Brief>
Repeat every record exactly, but keep images out of the copy.
• • • • • • •
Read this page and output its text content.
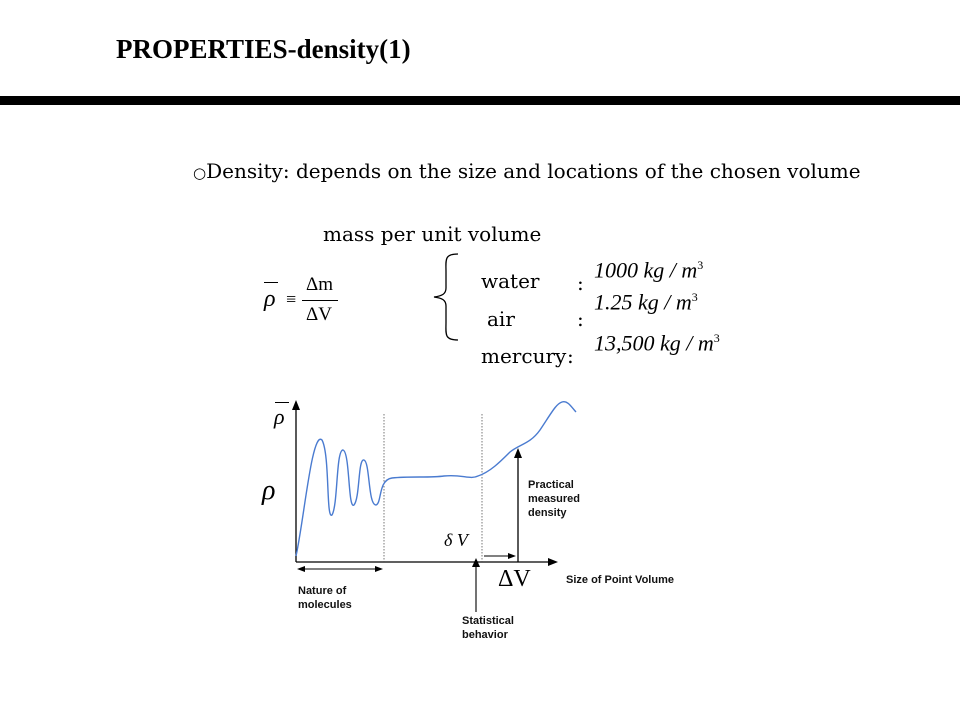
PROPERTIES-density(1)
○Density: depends on the size and locations of the chosen volume
mass per unit volume
ρ ≡
Δm
ΔV
water :
1000 kg / $m^3$
air	:
1.25 kg / $m^3$
mercury :
13,500 kg / $m^3$
ρ
ρ
δ V
ΔV
Practical
measured
density
Size of Point Volume
Nature of
molecules
Statistical
behavior
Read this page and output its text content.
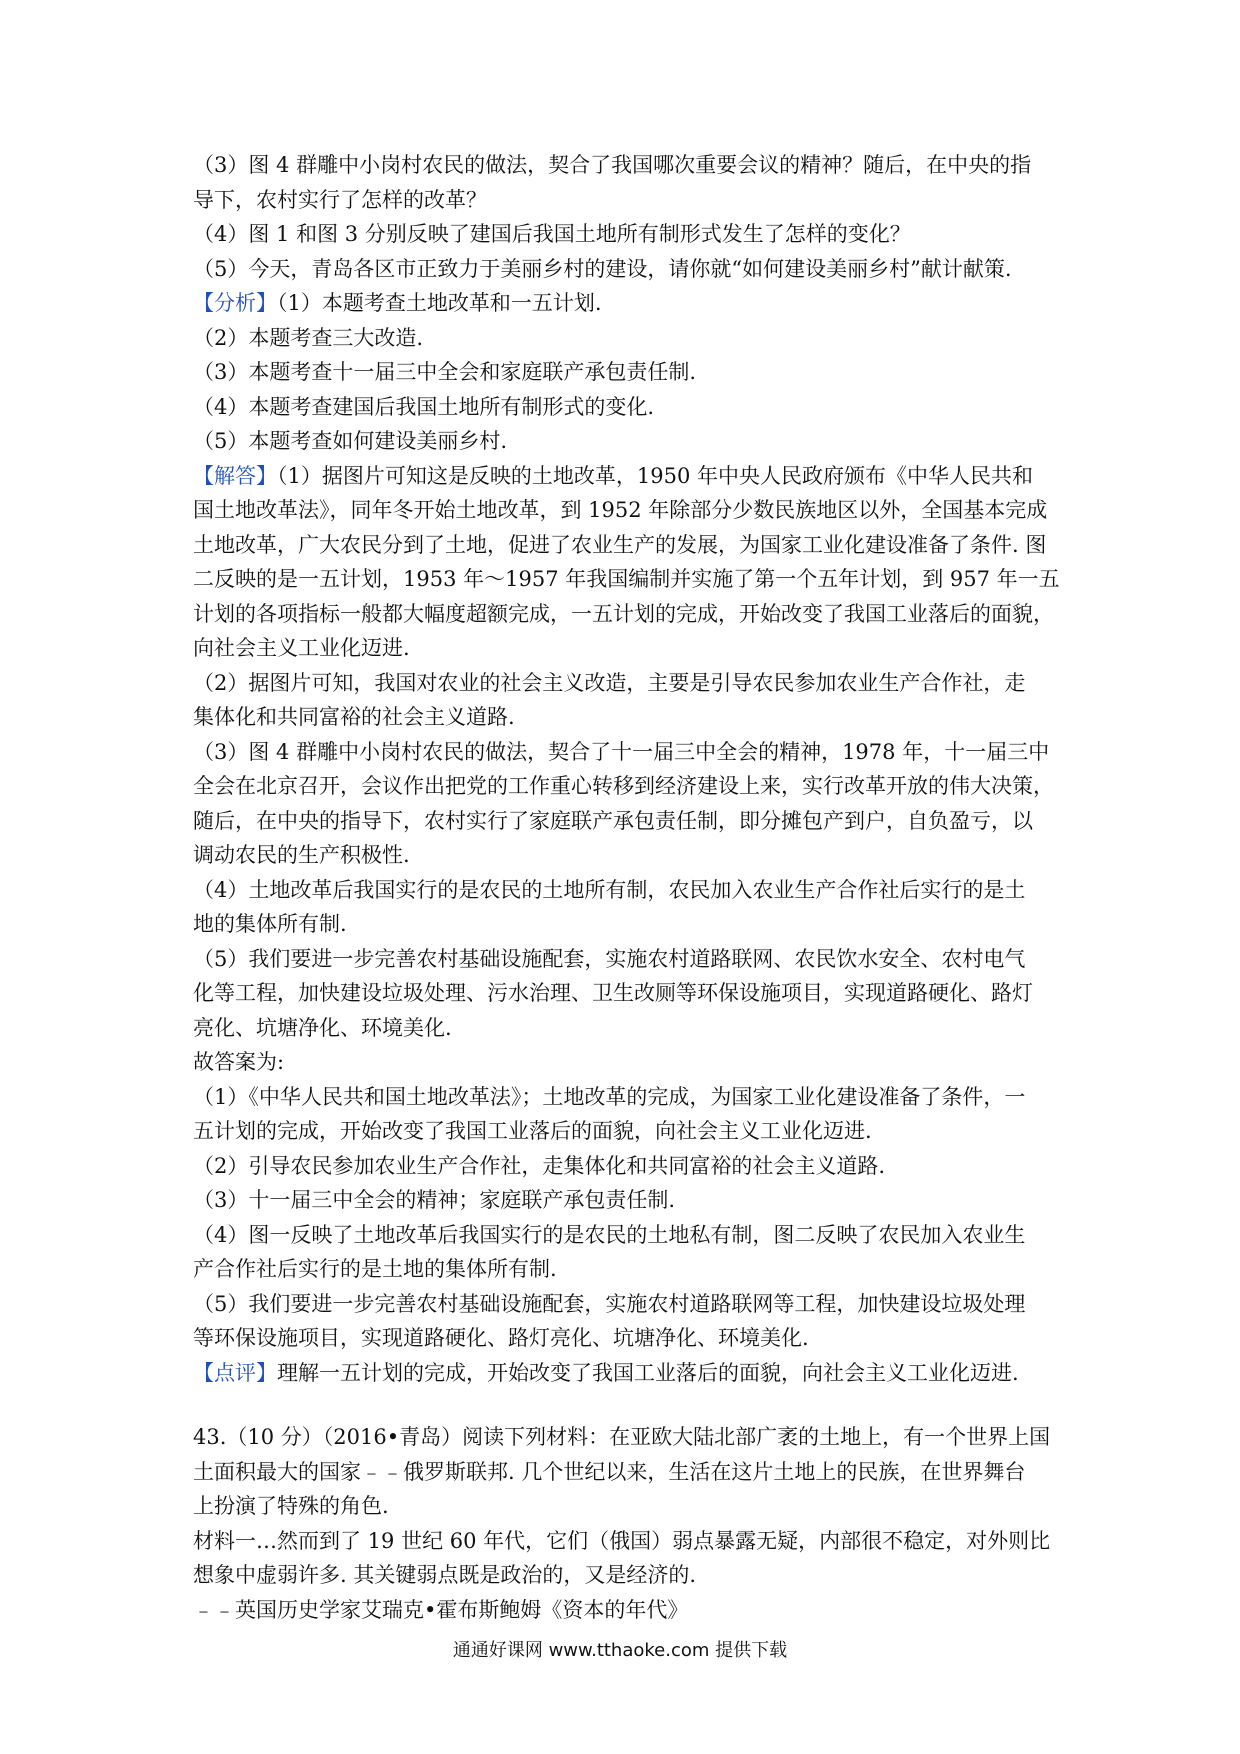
（3）图 4 群雕中小岗村农民的做法，契合了我国哪次重要会议的精神？随后，在中央的指

导下，农村实行了怎样的改革？

（4）图 1 和图 3 分别反映了建国后我国土地所有制形式发生了怎样的变化？

（5）今天，青岛各区市正致力于美丽乡村的建设，请你就“如何建设美丽乡村”献计献策.

【分析】（1）本题考查土地改革和一五计划.

（2）本题考查三大改造.

（3）本题考查十一届三中全会和家庭联产承包责任制.

（4）本题考查建国后我国土地所有制形式的变化.

（5）本题考查如何建设美丽乡村.

【解答】（1）据图片可知这是反映的土地改革，1950 年中央人民政府颁布《中华人民共和

国土地改革法》，同年冬开始土地改革，到 1952 年除部分少数民族地区以外，全国基本完成

土地改革，广大农民分到了土地，促进了农业生产的发展，为国家工业化建设准备了条件. 图

二反映的是一五计划，1953 年～1957 年我国编制并实施了第一个五年计划，到 957 年一五

计划的各项指标一般都大幅度超额完成，一五计划的完成，开始改变了我国工业落后的面貌，

向社会主义工业化迈进.

（2）据图片可知，我国对农业的社会主义改造，主要是引导农民参加农业生产合作社，走

集体化和共同富裕的社会主义道路.

（3）图 4 群雕中小岗村农民的做法，契合了十一届三中全会的精神，1978 年，十一届三中

全会在北京召开，会议作出把党的工作重心转移到经济建设上来，实行改革开放的伟大决策，

随后，在中央的指导下，农村实行了家庭联产承包责任制，即分摊包产到户，自负盈亏，以

调动农民的生产积极性.

（4）土地改革后我国实行的是农民的土地所有制，农民加入农业生产合作社后实行的是土

地的集体所有制.

（5）我们要进一步完善农村基础设施配套，实施农村道路联网、农民饮水安全、农村电气

化等工程，加快建设垃圾处理、污水治理、卫生改厕等环保设施项目，实现道路硬化、路灯

亮化、坑塘净化、环境美化.

故答案为:

（1）《中华人民共和国土地改革法》；土地改革的完成，为国家工业化建设准备了条件，一

五计划的完成，开始改变了我国工业落后的面貌，向社会主义工业化迈进.

（2）引导农民参加农业生产合作社，走集体化和共同富裕的社会主义道路.

（3）十一届三中全会的精神；家庭联产承包责任制.

（4）图一反映了土地改革后我国实行的是农民的土地私有制，图二反映了农民加入农业生

产合作社后实行的是土地的集体所有制.

（5）我们要进一步完善农村基础设施配套，实施农村道路联网等工程，加快建设垃圾处理

等环保设施项目，实现道路硬化、路灯亮化、坑塘净化、环境美化.

【点评】理解一五计划的完成，开始改变了我国工业落后的面貌，向社会主义工业化迈进.

43.（10 分）（2016•青岛）阅读下列材料：在亚欧大陆北部广袤的土地上，有一个世界上国

土面积最大的国家﹣﹣俄罗斯联邦. 几个世纪以来，生活在这片土地上的民族，在世界舞台

上扮演了特殊的角色.

材料一…然而到了 19 世纪 60 年代，它们（俄国）弱点暴露无疑，内部很不稳定，对外则比

想象中虚弱许多. 其关键弱点既是政治的，又是经济的.

﹣﹣英国历史学家艾瑞克•霍布斯鲍姆《资本的年代》

通通好课网 www.tthaoke.com 提供下载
• • • • • • •
Answer to the exercise>
Read this page and output its text content.
PROPERTIES-density(1)
○Density: depends on the size and locations of the chosen volume
mass per unit volume
ρ ≡
Δm
ΔV
water :
1000 kg / $m^3$
air	:
1.25 kg / $m^3$
mercury :
13,500 kg / $m^3$
ρ
ρ
δ V
ΔV
Practical
measured
density
Size of Point Volume
Nature of
molecules
Statistical
behavior
Read this page and output its text content.
（3）图 4 群雕中小岗村农民的做法，契合了我国哪次重要会议的精神？随后，在中央的指

导下，农村实行了怎样的改革？

（4）图 1 和图 3 分别反映了建国后我国土地所有制形式发生了怎样的变化？

（5）今天，青岛各区市正致力于美丽乡村的建设，请你就“如何建设美丽乡村”献计献策.

【分析】（1）本题考查土地改革和一五计划.

（2）本题考查三大改造.

（3）本题考查十一届三中全会和家庭联产承包责任制.

（4）本题考查建国后我国土地所有制形式的变化.

（5）本题考查如何建设美丽乡村.

【解答】（1）据图片可知这是反映的土地改革，1950 年中央人民政府颁布《中华人民共和

国土地改革法》，同年冬开始土地改革，到 1952 年除部分少数民族地区以外，全国基本完成

土地改革，广大农民分到了土地，促进了农业生产的发展，为国家工业化建设准备了条件. 图

二反映的是一五计划，1953 年～1957 年我国编制并实施了第一个五年计划，到 957 年一五

计划的各项指标一般都大幅度超额完成，一五计划的完成，开始改变了我国工业落后的面貌，

向社会主义工业化迈进.

（2）据图片可知，我国对农业的社会主义改造，主要是引导农民参加农业生产合作社，走

集体化和共同富裕的社会主义道路.

（3）图 4 群雕中小岗村农民的做法，契合了十一届三中全会的精神，1978 年，十一届三中

全会在北京召开，会议作出把党的工作重心转移到经济建设上来，实行改革开放的伟大决策，

随后，在中央的指导下，农村实行了家庭联产承包责任制，即分摊包产到户，自负盈亏，以

调动农民的生产积极性.

（4）土地改革后我国实行的是农民的土地所有制，农民加入农业生产合作社后实行的是土

地的集体所有制.

（5）我们要进一步完善农村基础设施配套，实施农村道路联网、农民饮水安全、农村电气

化等工程，加快建设垃圾处理、污水治理、卫生改厕等环保设施项目，实现道路硬化、路灯

亮化、坑塘净化、环境美化.

故答案为:

（1）《中华人民共和国土地改革法》；土地改革的完成，为国家工业化建设准备了条件，一

五计划的完成，开始改变了我国工业落后的面貌，向社会主义工业化迈进.

（2）引导农民参加农业生产合作社，走集体化和共同富裕的社会主义道路.

（3）十一届三中全会的精神；家庭联产承包责任制.

（4）图一反映了土地改革后我国实行的是农民的土地私有制，图二反映了农民加入农业生

产合作社后实行的是土地的集体所有制.

（5）我们要进一步完善农村基础设施配套，实施农村道路联网等工程，加快建设垃圾处理

等环保设施项目，实现道路硬化、路灯亮化、坑塘净化、环境美化.

【点评】理解一五计划的完成，开始改变了我国工业落后的面貌，向社会主义工业化迈进.

43.（10 分）（2016•青岛）阅读下列材料：在亚欧大陆北部广袤的土地上，有一个世界上国

土面积最大的国家﹣﹣俄罗斯联邦. 几个世纪以来，生活在这片土地上的民族，在世界舞台

上扮演了特殊的角色.

材料一…然而到了 19 世纪 60 年代，它们（俄国）弱点暴露无疑，内部很不稳定，对外则比

想象中虚弱许多. 其关键弱点既是政治的，又是经济的.

﹣﹣英国历史学家艾瑞克•霍布斯鲍姆《资本的年代》

通通好课网 www.tthaoke.com 提供下载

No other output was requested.